Written instruction
Exclude the pictures and return every line exactly as written.

##### Information shown #####

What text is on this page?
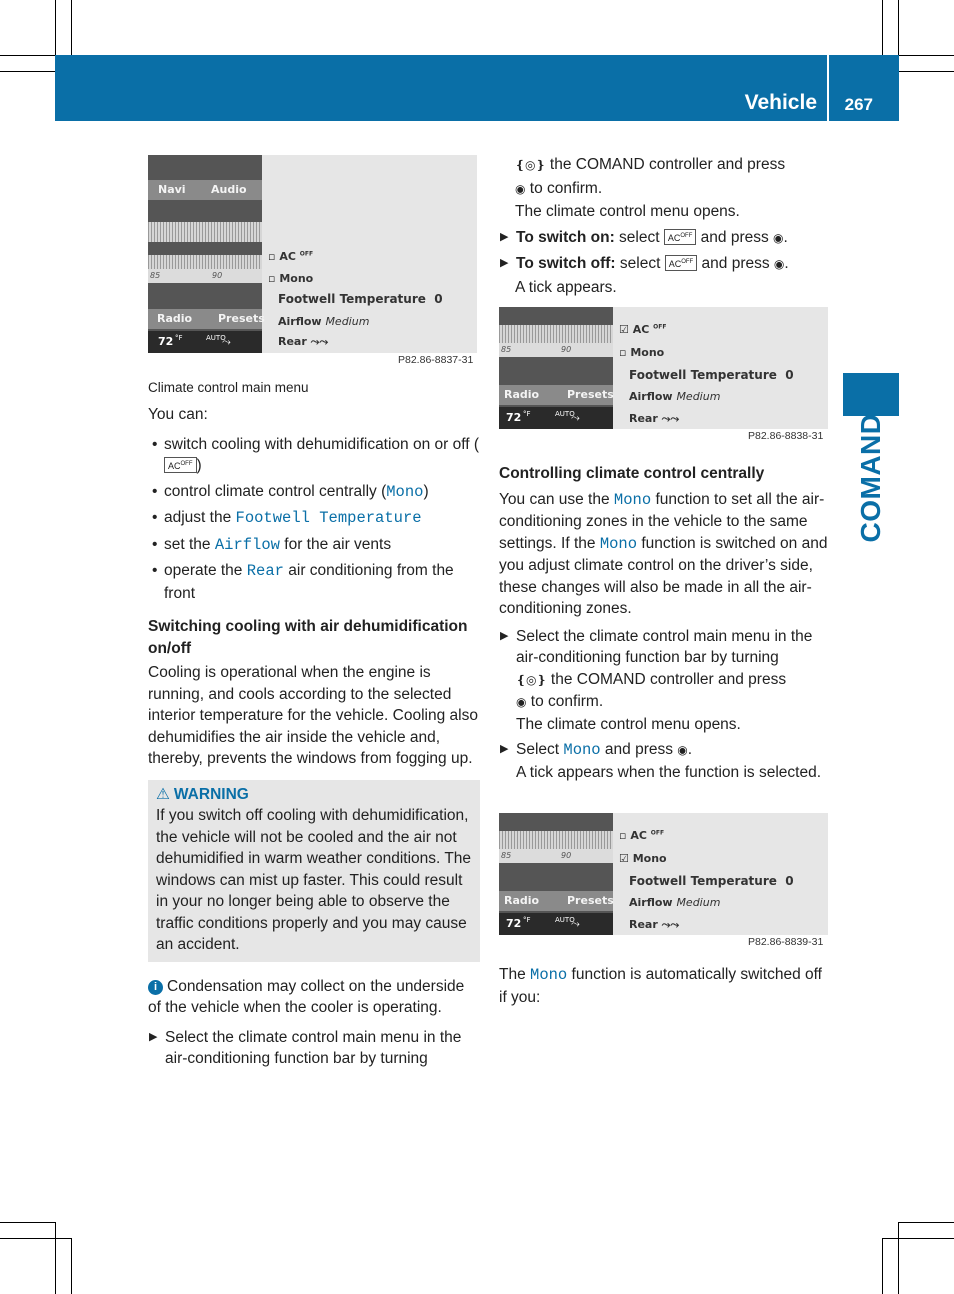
Vehicle 267
COMAND
Navi Audio
85	90
Radio Presets
72 °F	AUTO
⤳
▫ AC $^{OFF}$
▫ Mono
Footwell Temperature 0
Airflow Medium
Rear ⤳⤳
P82.86-8837-31
Climate control main menu

You can:

• switch cooling with dehumidification on or off ($AC^{OFF}$ )

• control climate control centrally (Mono)

• adjust the Footwell Temperature

• set the Airflow for the air vents

• operate the Rear air conditioning from the front

Switching cooling with air dehumidification on/off

Cooling is operational when the engine is running, and cools according to the selected interior temperature for the vehicle. Cooling also dehumidifies the air inside the vehicle and, thereby, prevents the windows from fogging up.

⚠ WARNING

If you switch off cooling with dehumidification, the vehicle will not be cooled and the air not dehumidified in warm weather conditions. The windows can mist up faster. This could result in your no longer being able to observe the traffic conditions properly and you may cause an accident.

i Condensation may collect on the underside of the vehicle when the cooler is operating.

▶ Select the climate control main menu in the air-conditioning function bar by turning

❴◎❵ the COMAND controller and press

◉ to confirm.

The climate control menu opens.

▶ To switch on: select $AC^{OFF}$ and press ◉.

▶ To switch off: select $AC^{OFF}$ and press ◉.

A tick appears.

85	90
Radio	Presets
72 °F	AUTO
⤳
☑ AC $^{OFF}$
▫ Mono
Footwell Temperature 0
Airflow Medium
Rear ⤳⤳
P82.86-8838-31

Controlling climate control centrally

You can use the Mono function to set all the air-conditioning zones in the vehicle to the same settings. If the Mono function is switched on and you adjust climate control on the driver’s side, these changes will also be made in all the air-conditioning zones.

▶ Select the climate control main menu in the air-conditioning function bar by turning
❴◎❵ the COMAND controller and press
◉ to confirm.
The climate control menu opens.

▶ Select Mono and press ◉.
A tick appears when the function is selected.

85	90
Radio	Presets
72 °F	AUTO
⤳
▫ AC $^{OFF}$
☑ Mono
Footwell Temperature 0
Airflow Medium
Rear ⤳⤳
P82.86-8839-31

The Mono function is automatically switched off if you:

#####

Correct answer
What text is on this page?
Vehicle 267
COMAND
Navi Audio
85	90
Radio Presets
72 °F	AUTO
⤳
▫ AC $^{OFF}$
▫ Mono
Footwell Temperature 0
Airflow Medium
Rear ⤳⤳
P82.86-8837-31
Climate control main menu

You can:

• switch cooling with dehumidification on or off ($AC^{OFF}$ )

• control climate control centrally (Mono)

• adjust the Footwell Temperature

• set the Airflow for the air vents

• operate the Rear air conditioning from the front

Switching cooling with air dehumidification on/off

Cooling is operational when the engine is running, and cools according to the selected interior temperature for the vehicle. Cooling also dehumidifies the air inside the vehicle and, thereby, prevents the windows from fogging up.

⚠ WARNING

If you switch off cooling with dehumidification, the vehicle will not be cooled and the air not dehumidified in warm weather conditions. The windows can mist up faster. This could result in your no longer being able to observe the traffic conditions properly and you may cause an accident.

i Condensation may collect on the underside of the vehicle when the cooler is operating.

▶ Select the climate control main menu in the air-conditioning function bar by turning

❴◎❵ the COMAND controller and press

◉ to confirm.

The climate control menu opens.

▶ To switch on: select $AC^{OFF}$ and press ◉.

▶ To switch off: select $AC^{OFF}$ and press ◉.

A tick appears.

85	90
Radio	Presets
72 °F	AUTO
⤳
☑ AC $^{OFF}$
▫ Mono
Footwell Temperature 0
Airflow Medium
Rear ⤳⤳
P82.86-8838-31

Controlling climate control centrally

You can use the Mono function to set all the air-conditioning zones in the vehicle to the same settings. If the Mono function is switched on and you adjust climate control on the driver’s side, these changes will also be made in all the air-conditioning zones.

▶ Select the climate control main menu in the air-conditioning function bar by turning
❴◎❵ the COMAND controller and press
◉ to confirm.
The climate control menu opens.

▶ Select Mono and press ◉.
A tick appears when the function is selected.

85	90
Radio	Presets
72 °F	AUTO
⤳
▫ AC $^{OFF}$
☑ Mono
Footwell Temperature 0
Airflow Medium
Rear ⤳⤳
P82.86-8839-31

The Mono function is automatically switched off if you:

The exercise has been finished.